**GIVEN PROBLEM**
Write out the whole listing word for word.

[Records about charts and figures]
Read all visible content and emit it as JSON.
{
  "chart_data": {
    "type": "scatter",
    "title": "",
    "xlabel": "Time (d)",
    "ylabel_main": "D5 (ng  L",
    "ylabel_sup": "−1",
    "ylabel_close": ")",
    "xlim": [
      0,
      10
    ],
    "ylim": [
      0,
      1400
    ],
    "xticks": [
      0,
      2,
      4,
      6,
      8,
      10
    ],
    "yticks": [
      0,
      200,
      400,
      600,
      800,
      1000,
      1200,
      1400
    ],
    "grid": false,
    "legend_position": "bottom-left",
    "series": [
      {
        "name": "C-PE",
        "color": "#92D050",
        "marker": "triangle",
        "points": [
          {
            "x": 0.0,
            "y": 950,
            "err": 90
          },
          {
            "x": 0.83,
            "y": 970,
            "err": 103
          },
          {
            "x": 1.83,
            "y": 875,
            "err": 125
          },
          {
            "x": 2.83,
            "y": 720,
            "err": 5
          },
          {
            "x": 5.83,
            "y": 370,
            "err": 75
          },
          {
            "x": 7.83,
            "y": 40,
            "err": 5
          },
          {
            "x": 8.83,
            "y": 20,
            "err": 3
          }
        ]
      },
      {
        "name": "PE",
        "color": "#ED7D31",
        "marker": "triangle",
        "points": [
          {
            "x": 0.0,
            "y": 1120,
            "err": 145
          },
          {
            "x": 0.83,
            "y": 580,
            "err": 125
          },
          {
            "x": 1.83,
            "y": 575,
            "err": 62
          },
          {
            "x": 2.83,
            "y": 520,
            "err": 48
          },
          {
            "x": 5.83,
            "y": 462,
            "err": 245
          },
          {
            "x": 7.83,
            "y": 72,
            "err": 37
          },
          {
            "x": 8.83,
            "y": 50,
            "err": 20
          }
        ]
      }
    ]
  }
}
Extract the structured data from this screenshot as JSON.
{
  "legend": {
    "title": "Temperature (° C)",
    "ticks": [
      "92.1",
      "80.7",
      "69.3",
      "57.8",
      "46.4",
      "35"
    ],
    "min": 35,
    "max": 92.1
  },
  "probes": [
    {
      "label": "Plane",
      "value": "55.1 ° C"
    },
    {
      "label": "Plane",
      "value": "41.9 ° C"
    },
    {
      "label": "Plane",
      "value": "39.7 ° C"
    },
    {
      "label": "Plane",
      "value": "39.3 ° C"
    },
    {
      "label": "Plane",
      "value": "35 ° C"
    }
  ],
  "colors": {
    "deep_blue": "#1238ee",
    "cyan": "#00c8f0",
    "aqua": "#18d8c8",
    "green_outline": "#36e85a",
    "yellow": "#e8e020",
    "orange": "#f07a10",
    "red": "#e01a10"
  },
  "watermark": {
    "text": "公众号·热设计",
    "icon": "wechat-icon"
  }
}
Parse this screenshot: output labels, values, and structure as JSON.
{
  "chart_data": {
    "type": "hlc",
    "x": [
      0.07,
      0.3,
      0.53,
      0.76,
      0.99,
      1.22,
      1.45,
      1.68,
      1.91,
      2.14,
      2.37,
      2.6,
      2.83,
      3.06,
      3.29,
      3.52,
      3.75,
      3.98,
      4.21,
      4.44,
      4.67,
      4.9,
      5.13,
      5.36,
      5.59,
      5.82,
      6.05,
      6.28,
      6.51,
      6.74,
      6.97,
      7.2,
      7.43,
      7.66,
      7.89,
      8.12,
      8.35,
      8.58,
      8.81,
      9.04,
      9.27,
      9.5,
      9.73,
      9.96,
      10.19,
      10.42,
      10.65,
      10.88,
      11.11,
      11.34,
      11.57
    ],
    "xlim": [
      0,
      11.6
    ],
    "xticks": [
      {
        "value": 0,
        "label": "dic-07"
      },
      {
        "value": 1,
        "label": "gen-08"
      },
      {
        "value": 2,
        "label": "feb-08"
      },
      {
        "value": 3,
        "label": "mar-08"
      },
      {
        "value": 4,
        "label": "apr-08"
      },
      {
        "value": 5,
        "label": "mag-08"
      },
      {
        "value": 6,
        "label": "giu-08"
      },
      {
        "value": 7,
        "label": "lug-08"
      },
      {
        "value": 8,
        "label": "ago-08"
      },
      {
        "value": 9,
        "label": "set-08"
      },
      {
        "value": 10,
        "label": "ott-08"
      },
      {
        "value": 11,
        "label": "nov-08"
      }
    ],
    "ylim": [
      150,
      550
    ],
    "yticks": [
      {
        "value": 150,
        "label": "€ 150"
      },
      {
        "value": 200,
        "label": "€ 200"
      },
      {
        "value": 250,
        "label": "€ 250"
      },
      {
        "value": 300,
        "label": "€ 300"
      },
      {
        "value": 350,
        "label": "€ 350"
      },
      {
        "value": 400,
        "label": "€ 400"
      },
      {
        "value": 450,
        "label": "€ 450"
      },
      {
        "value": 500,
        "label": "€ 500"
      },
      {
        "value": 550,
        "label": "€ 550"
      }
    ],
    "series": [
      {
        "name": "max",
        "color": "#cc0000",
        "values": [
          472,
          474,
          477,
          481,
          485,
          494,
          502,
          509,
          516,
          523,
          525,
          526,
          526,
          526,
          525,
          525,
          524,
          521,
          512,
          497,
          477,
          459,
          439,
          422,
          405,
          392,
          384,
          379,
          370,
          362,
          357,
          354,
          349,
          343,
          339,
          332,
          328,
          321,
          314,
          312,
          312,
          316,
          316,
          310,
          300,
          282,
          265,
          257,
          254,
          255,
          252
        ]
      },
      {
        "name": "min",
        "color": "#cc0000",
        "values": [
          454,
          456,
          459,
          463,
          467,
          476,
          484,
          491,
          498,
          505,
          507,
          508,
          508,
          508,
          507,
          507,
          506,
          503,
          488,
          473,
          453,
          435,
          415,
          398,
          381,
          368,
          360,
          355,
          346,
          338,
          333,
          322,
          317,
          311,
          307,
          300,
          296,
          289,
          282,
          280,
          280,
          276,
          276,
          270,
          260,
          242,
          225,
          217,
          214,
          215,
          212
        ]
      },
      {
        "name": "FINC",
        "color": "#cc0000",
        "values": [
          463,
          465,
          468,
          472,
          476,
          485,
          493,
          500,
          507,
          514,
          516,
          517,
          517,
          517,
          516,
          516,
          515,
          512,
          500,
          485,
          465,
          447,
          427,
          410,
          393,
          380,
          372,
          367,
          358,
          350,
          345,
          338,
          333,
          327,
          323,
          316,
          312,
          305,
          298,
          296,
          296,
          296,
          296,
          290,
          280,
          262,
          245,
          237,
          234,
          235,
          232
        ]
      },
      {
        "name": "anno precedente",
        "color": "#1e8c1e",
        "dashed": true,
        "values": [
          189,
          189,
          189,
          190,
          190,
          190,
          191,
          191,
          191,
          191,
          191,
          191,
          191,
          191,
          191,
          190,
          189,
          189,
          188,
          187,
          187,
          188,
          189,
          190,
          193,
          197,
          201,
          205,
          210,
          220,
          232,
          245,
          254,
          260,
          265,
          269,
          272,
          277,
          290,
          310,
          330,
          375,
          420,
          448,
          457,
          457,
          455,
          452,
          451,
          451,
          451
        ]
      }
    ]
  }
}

**WRITTEN RESPONSE**
Read all visible content and emit it as JSON.
{
  "chart_data": {
    "type": "scatter",
    "title": "",
    "xlabel": "Time (d)",
    "ylabel_main": "D5 (ng  L",
    "ylabel_sup": "−1",
    "ylabel_close": ")",
    "xlim": [
      0,
      10
    ],
    "ylim": [
      0,
      1400
    ],
    "xticks": [
      0,
      2,
      4,
      6,
      8,
      10
    ],
    "yticks": [
      0,
      200,
      400,
      600,
      800,
      1000,
      1200,
      1400
    ],
    "grid": false,
    "legend_position": "bottom-left",
    "series": [
      {
        "name": "C-PE",
        "color": "#92D050",
        "marker": "triangle",
        "points": [
          {
            "x": 0.0,
            "y": 950,
            "err": 90
          },
          {
            "x": 0.83,
            "y": 970,
            "err": 103
          },
          {
            "x": 1.83,
            "y": 875,
            "err": 125
          },
          {
            "x": 2.83,
            "y": 720,
            "err": 5
          },
          {
            "x": 5.83,
            "y": 370,
            "err": 75
          },
          {
            "x": 7.83,
            "y": 40,
            "err": 5
          },
          {
            "x": 8.83,
            "y": 20,
            "err": 3
          }
        ]
      },
      {
        "name": "PE",
        "color": "#ED7D31",
        "marker": "triangle",
        "points": [
          {
            "x": 0.0,
            "y": 1120,
            "err": 145
          },
          {
            "x": 0.83,
            "y": 580,
            "err": 125
          },
          {
            "x": 1.83,
            "y": 575,
            "err": 62
          },
          {
            "x": 2.83,
            "y": 520,
            "err": 48
          },
          {
            "x": 5.83,
            "y": 462,
            "err": 245
          },
          {
            "x": 7.83,
            "y": 72,
            "err": 37
          },
          {
            "x": 8.83,
            "y": 50,
            "err": 20
          }
        ]
      }
    ]
  }
}
Extract the structured data from this screenshot as JSON.
{
  "legend": {
    "title": "Temperature (° C)",
    "ticks": [
      "92.1",
      "80.7",
      "69.3",
      "57.8",
      "46.4",
      "35"
    ],
    "min": 35,
    "max": 92.1
  },
  "probes": [
    {
      "label": "Plane",
      "value": "55.1 ° C"
    },
    {
      "label": "Plane",
      "value": "41.9 ° C"
    },
    {
      "label": "Plane",
      "value": "39.7 ° C"
    },
    {
      "label": "Plane",
      "value": "39.3 ° C"
    },
    {
      "label": "Plane",
      "value": "35 ° C"
    }
  ],
  "colors": {
    "deep_blue": "#1238ee",
    "cyan": "#00c8f0",
    "aqua": "#18d8c8",
    "green_outline": "#36e85a",
    "yellow": "#e8e020",
    "orange": "#f07a10",
    "red": "#e01a10"
  },
  "watermark": {
    "text": "公众号·热设计",
    "icon": "wechat-icon"
  }
}
Parse this screenshot: output labels, values, and structure as JSON.
{
  "chart_data": {
    "type": "hlc",
    "x": [
      0.07,
      0.3,
      0.53,
      0.76,
      0.99,
      1.22,
      1.45,
      1.68,
      1.91,
      2.14,
      2.37,
      2.6,
      2.83,
      3.06,
      3.29,
      3.52,
      3.75,
      3.98,
      4.21,
      4.44,
      4.67,
      4.9,
      5.13,
      5.36,
      5.59,
      5.82,
      6.05,
      6.28,
      6.51,
      6.74,
      6.97,
      7.2,
      7.43,
      7.66,
      7.89,
      8.12,
      8.35,
      8.58,
      8.81,
      9.04,
      9.27,
      9.5,
      9.73,
      9.96,
      10.19,
      10.42,
      10.65,
      10.88,
      11.11,
      11.34,
      11.57
    ],
    "xlim": [
      0,
      11.6
    ],
    "xticks": [
      {
        "value": 0,
        "label": "dic-07"
      },
      {
        "value": 1,
        "label": "gen-08"
      },
      {
        "value": 2,
        "label": "feb-08"
      },
      {
        "value": 3,
        "label": "mar-08"
      },
      {
        "value": 4,
        "label": "apr-08"
      },
      {
        "value": 5,
        "label": "mag-08"
      },
      {
        "value": 6,
        "label": "giu-08"
      },
      {
        "value": 7,
        "label": "lug-08"
      },
      {
        "value": 8,
        "label": "ago-08"
      },
      {
        "value": 9,
        "label": "set-08"
      },
      {
        "value": 10,
        "label": "ott-08"
      },
      {
        "value": 11,
        "label": "nov-08"
      }
    ],
    "ylim": [
      150,
      550
    ],
    "yticks": [
      {
        "value": 150,
        "label": "€ 150"
      },
      {
        "value": 200,
        "label": "€ 200"
      },
      {
        "value": 250,
        "label": "€ 250"
      },
      {
        "value": 300,
        "label": "€ 300"
      },
      {
        "value": 350,
        "label": "€ 350"
      },
      {
        "value": 400,
        "label": "€ 400"
      },
      {
        "value": 450,
        "label": "€ 450"
      },
      {
        "value": 500,
        "label": "€ 500"
      },
      {
        "value": 550,
        "label": "€ 550"
      }
    ],
    "series": [
      {
        "name": "max",
        "color": "#cc0000",
        "values": [
          472,
          474,
          477,
          481,
          485,
          494,
          502,
          509,
          516,
          523,
          525,
          526,
          526,
          526,
          525,
          525,
          524,
          521,
          512,
          497,
          477,
          459,
          439,
          422,
          405,
          392,
          384,
          379,
          370,
          362,
          357,
          354,
          349,
          343,
          339,
          332,
          328,
          321,
          314,
          312,
          312,
          316,
          316,
          310,
          300,
          282,
          265,
          257,
          254,
          255,
          252
        ]
      },
      {
        "name": "min",
        "color": "#cc0000",
        "values": [
          454,
          456,
          459,
          463,
          467,
          476,
          484,
          491,
          498,
          505,
          507,
          508,
          508,
          508,
          507,
          507,
          506,
          503,
          488,
          473,
          453,
          435,
          415,
          398,
          381,
          368,
          360,
          355,
          346,
          338,
          333,
          322,
          317,
          311,
          307,
          300,
          296,
          289,
          282,
          280,
          280,
          276,
          276,
          270,
          260,
          242,
          225,
          217,
          214,
          215,
          212
        ]
      },
      {
        "name": "FINC",
        "color": "#cc0000",
        "values": [
          463,
          465,
          468,
          472,
          476,
          485,
          493,
          500,
          507,
          514,
          516,
          517,
          517,
          517,
          516,
          516,
          515,
          512,
          500,
          485,
          465,
          447,
          427,
          410,
          393,
          380,
          372,
          367,
          358,
          350,
          345,
          338,
          333,
          327,
          323,
          316,
          312,
          305,
          298,
          296,
          296,
          296,
          296,
          290,
          280,
          262,
          245,
          237,
          234,
          235,
          232
        ]
      },
      {
        "name": "anno precedente",
        "color": "#1e8c1e",
        "dashed": true,
        "values": [
          189,
          189,
          189,
          190,
          190,
          190,
          191,
          191,
          191,
          191,
          191,
          191,
          191,
          191,
          191,
          190,
          189,
          189,
          188,
          187,
          187,
          188,
          189,
          190,
          193,
          197,
          201,
          205,
          210,
          220,
          232,
          245,
          254,
          260,
          265,
          269,
          272,
          277,
          290,
          310,
          330,
          375,
          420,
          448,
          457,
          457,
          455,
          452,
          451,
          451,
          451
        ]
      }
    ]
  }
}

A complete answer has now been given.